**** Data for processing ****

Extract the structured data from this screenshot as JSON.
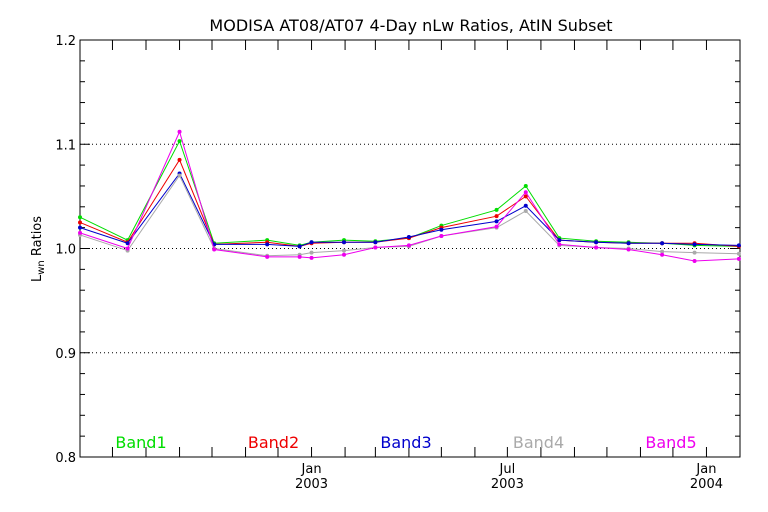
{
  "chart_data": {
    "type": "line",
    "title": "MODISA AT08/AT07 4-Day nLw Ratios, AtIN Subset",
    "ylabel_main": "L",
    "ylabel_sub": "wn",
    "ylabel_rest": " Ratios",
    "ylim": [
      0.8,
      1.2
    ],
    "yticks": [
      "0.8",
      "0.9",
      "1.0",
      "1.1",
      "1.2"
    ],
    "gridlines": [
      0.9,
      1.0,
      1.1
    ],
    "grid": true,
    "xlim": [
      "2002-06-01",
      "2004-02-01"
    ],
    "xtick_labels": [
      {
        "date": "2003-01-01",
        "line1": "Jan",
        "line2": "2003"
      },
      {
        "date": "2003-07-01",
        "line1": "Jul",
        "line2": "2003"
      },
      {
        "date": "2004-01-01",
        "line1": "Jan",
        "line2": "2004"
      }
    ],
    "xtick_dates": [
      "2002-07-01",
      "2002-08-01",
      "2002-09-01",
      "2002-10-01",
      "2002-11-01",
      "2002-12-01",
      "2003-01-01",
      "2003-02-01",
      "2003-03-01",
      "2003-04-01",
      "2003-05-01",
      "2003-06-01",
      "2003-07-01",
      "2003-08-01",
      "2003-09-01",
      "2003-10-01",
      "2003-11-01",
      "2003-12-01",
      "2004-01-01"
    ],
    "x": [
      "2002-06-01",
      "2002-07-15",
      "2002-09-01",
      "2002-10-03",
      "2002-11-21",
      "2002-12-21",
      "2003-01-01",
      "2003-01-31",
      "2003-03-01",
      "2003-04-01",
      "2003-05-01",
      "2003-06-21",
      "2003-07-18",
      "2003-08-18",
      "2003-09-21",
      "2003-10-21",
      "2003-11-21",
      "2003-12-21",
      "2004-01-31"
    ],
    "series": [
      {
        "name": "Band1",
        "color": "#00dd00",
        "values": [
          1.03,
          1.008,
          1.103,
          1.005,
          1.008,
          1.003,
          1.006,
          1.008,
          1.007,
          1.01,
          1.022,
          1.037,
          1.06,
          1.01,
          1.007,
          1.006,
          1.005,
          1.003,
          1.002
        ]
      },
      {
        "name": "Band2",
        "color": "#ee0000",
        "values": [
          1.025,
          1.006,
          1.085,
          1.004,
          1.006,
          1.002,
          1.005,
          1.006,
          1.006,
          1.01,
          1.02,
          1.031,
          1.05,
          1.008,
          1.006,
          1.005,
          1.005,
          1.005,
          1.002
        ]
      },
      {
        "name": "Band3",
        "color": "#0000cc",
        "values": [
          1.02,
          1.005,
          1.072,
          1.004,
          1.004,
          1.002,
          1.006,
          1.006,
          1.006,
          1.011,
          1.018,
          1.026,
          1.041,
          1.008,
          1.006,
          1.005,
          1.005,
          1.004,
          1.003
        ]
      },
      {
        "name": "Band4",
        "color": "#aaaaaa",
        "values": [
          1.013,
          0.998,
          1.07,
          1.0,
          0.993,
          0.994,
          0.996,
          0.998,
          1.001,
          1.002,
          1.012,
          1.02,
          1.036,
          1.003,
          1.001,
          1.0,
          0.997,
          0.996,
          0.995
        ]
      },
      {
        "name": "Band5",
        "color": "#ee00ee",
        "values": [
          1.015,
          1.0,
          1.112,
          0.999,
          0.992,
          0.992,
          0.991,
          0.994,
          1.001,
          1.003,
          1.012,
          1.021,
          1.054,
          1.004,
          1.001,
          0.999,
          0.994,
          0.988,
          0.99
        ]
      }
    ]
  }
}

****

> What you should do
Drop the images and quote the entries word for word.

> Written reply
Extract the structured data from this screenshot as JSON.
{
  "chart_data": {
    "type": "line",
    "title": "MODISA AT08/AT07 4-Day nLw Ratios, AtIN Subset",
    "ylabel_main": "L",
    "ylabel_sub": "wn",
    "ylabel_rest": " Ratios",
    "ylim": [
      0.8,
      1.2
    ],
    "yticks": [
      "0.8",
      "0.9",
      "1.0",
      "1.1",
      "1.2"
    ],
    "gridlines": [
      0.9,
      1.0,
      1.1
    ],
    "grid": true,
    "xlim": [
      "2002-06-01",
      "2004-02-01"
    ],
    "xtick_labels": [
      {
        "date": "2003-01-01",
        "line1": "Jan",
        "line2": "2003"
      },
      {
        "date": "2003-07-01",
        "line1": "Jul",
        "line2": "2003"
      },
      {
        "date": "2004-01-01",
        "line1": "Jan",
        "line2": "2004"
      }
    ],
    "xtick_dates": [
      "2002-07-01",
      "2002-08-01",
      "2002-09-01",
      "2002-10-01",
      "2002-11-01",
      "2002-12-01",
      "2003-01-01",
      "2003-02-01",
      "2003-03-01",
      "2003-04-01",
      "2003-05-01",
      "2003-06-01",
      "2003-07-01",
      "2003-08-01",
      "2003-09-01",
      "2003-10-01",
      "2003-11-01",
      "2003-12-01",
      "2004-01-01"
    ],
    "x": [
      "2002-06-01",
      "2002-07-15",
      "2002-09-01",
      "2002-10-03",
      "2002-11-21",
      "2002-12-21",
      "2003-01-01",
      "2003-01-31",
      "2003-03-01",
      "2003-04-01",
      "2003-05-01",
      "2003-06-21",
      "2003-07-18",
      "2003-08-18",
      "2003-09-21",
      "2003-10-21",
      "2003-11-21",
      "2003-12-21",
      "2004-01-31"
    ],
    "series": [
      {
        "name": "Band1",
        "color": "#00dd00",
        "values": [
          1.03,
          1.008,
          1.103,
          1.005,
          1.008,
          1.003,
          1.006,
          1.008,
          1.007,
          1.01,
          1.022,
          1.037,
          1.06,
          1.01,
          1.007,
          1.006,
          1.005,
          1.003,
          1.002
        ]
      },
      {
        "name": "Band2",
        "color": "#ee0000",
        "values": [
          1.025,
          1.006,
          1.085,
          1.004,
          1.006,
          1.002,
          1.005,
          1.006,
          1.006,
          1.01,
          1.02,
          1.031,
          1.05,
          1.008,
          1.006,
          1.005,
          1.005,
          1.005,
          1.002
        ]
      },
      {
        "name": "Band3",
        "color": "#0000cc",
        "values": [
          1.02,
          1.005,
          1.072,
          1.004,
          1.004,
          1.002,
          1.006,
          1.006,
          1.006,
          1.011,
          1.018,
          1.026,
          1.041,
          1.008,
          1.006,
          1.005,
          1.005,
          1.004,
          1.003
        ]
      },
      {
        "name": "Band4",
        "color": "#aaaaaa",
        "values": [
          1.013,
          0.998,
          1.07,
          1.0,
          0.993,
          0.994,
          0.996,
          0.998,
          1.001,
          1.002,
          1.012,
          1.02,
          1.036,
          1.003,
          1.001,
          1.0,
          0.997,
          0.996,
          0.995
        ]
      },
      {
        "name": "Band5",
        "color": "#ee00ee",
        "values": [
          1.015,
          1.0,
          1.112,
          0.999,
          0.992,
          0.992,
          0.991,
          0.994,
          1.001,
          1.003,
          1.012,
          1.021,
          1.054,
          1.004,
          1.001,
          0.999,
          0.994,
          0.988,
          0.99
        ]
      }
    ]
  }
}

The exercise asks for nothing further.